ENTRIES PROVIDED:
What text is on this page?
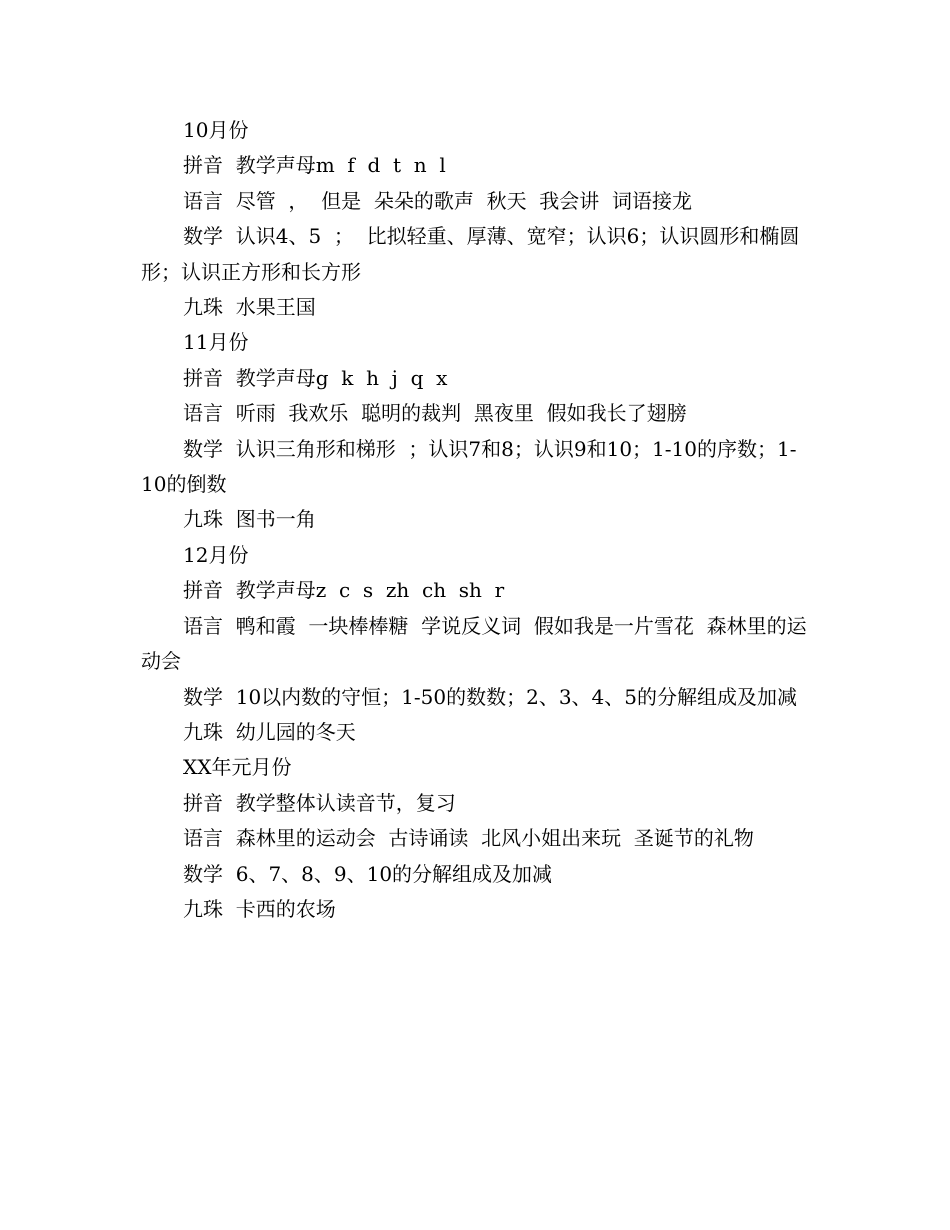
10月份

拼音  教学声母m  f  d  t  n  l

语言  尽管  ，  但是  朵朵的歌声  秋天  我会讲  词语接龙

数学  认识4、5  ；  比拟轻重、厚薄、宽窄；认识6；认识圆形和椭圆形；认识正方形和长方形

九珠  水果王国

11月份

拼音  教学声母g  k  h  j  q  x

语言  听雨  我欢乐  聪明的裁判  黑夜里  假如我长了翅膀

数学  认识三角形和梯形  ；认识7和8；认识9和10；1-10的序数；1-10的倒数

九珠  图书一角

12月份

拼音  教学声母z  c  s  zh  ch  sh  r

语言  鸭和霞  一块棒棒糖  学说反义词  假如我是一片雪花  森林里的运动会

数学  10以内数的守恒；1-50的数数；2、3、4、5的分解组成及加减

九珠  幼儿园的冬天

XX年元月份

拼音  教学整体认读音节，复习

语言  森林里的运动会  古诗诵读  北风小姐出来玩  圣诞节的礼物

数学  6、7、8、9、10的分解组成及加减

九珠  卡西的农场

DIRECTIONS FOR THIS TASK:
Copy out every line of the material above exactly, skipping the pictures.

FINAL RESULT:
What text is on this page?
10月份

拼音  教学声母m  f  d  t  n  l

语言  尽管  ，  但是  朵朵的歌声  秋天  我会讲  词语接龙

数学  认识4、5  ；  比拟轻重、厚薄、宽窄；认识6；认识圆形和椭圆形；认识正方形和长方形

九珠  水果王国

11月份

拼音  教学声母g  k  h  j  q  x

语言  听雨  我欢乐  聪明的裁判  黑夜里  假如我长了翅膀

数学  认识三角形和梯形  ；认识7和8；认识9和10；1-10的序数；1-10的倒数

九珠  图书一角

12月份

拼音  教学声母z  c  s  zh  ch  sh  r

语言  鸭和霞  一块棒棒糖  学说反义词  假如我是一片雪花  森林里的运动会

数学  10以内数的守恒；1-50的数数；2、3、4、5的分解组成及加减

九珠  幼儿园的冬天

XX年元月份

拼音  教学整体认读音节，复习

语言  森林里的运动会  古诗诵读  北风小姐出来玩  圣诞节的礼物

数学  6、7、8、9、10的分解组成及加减

九珠  卡西的农场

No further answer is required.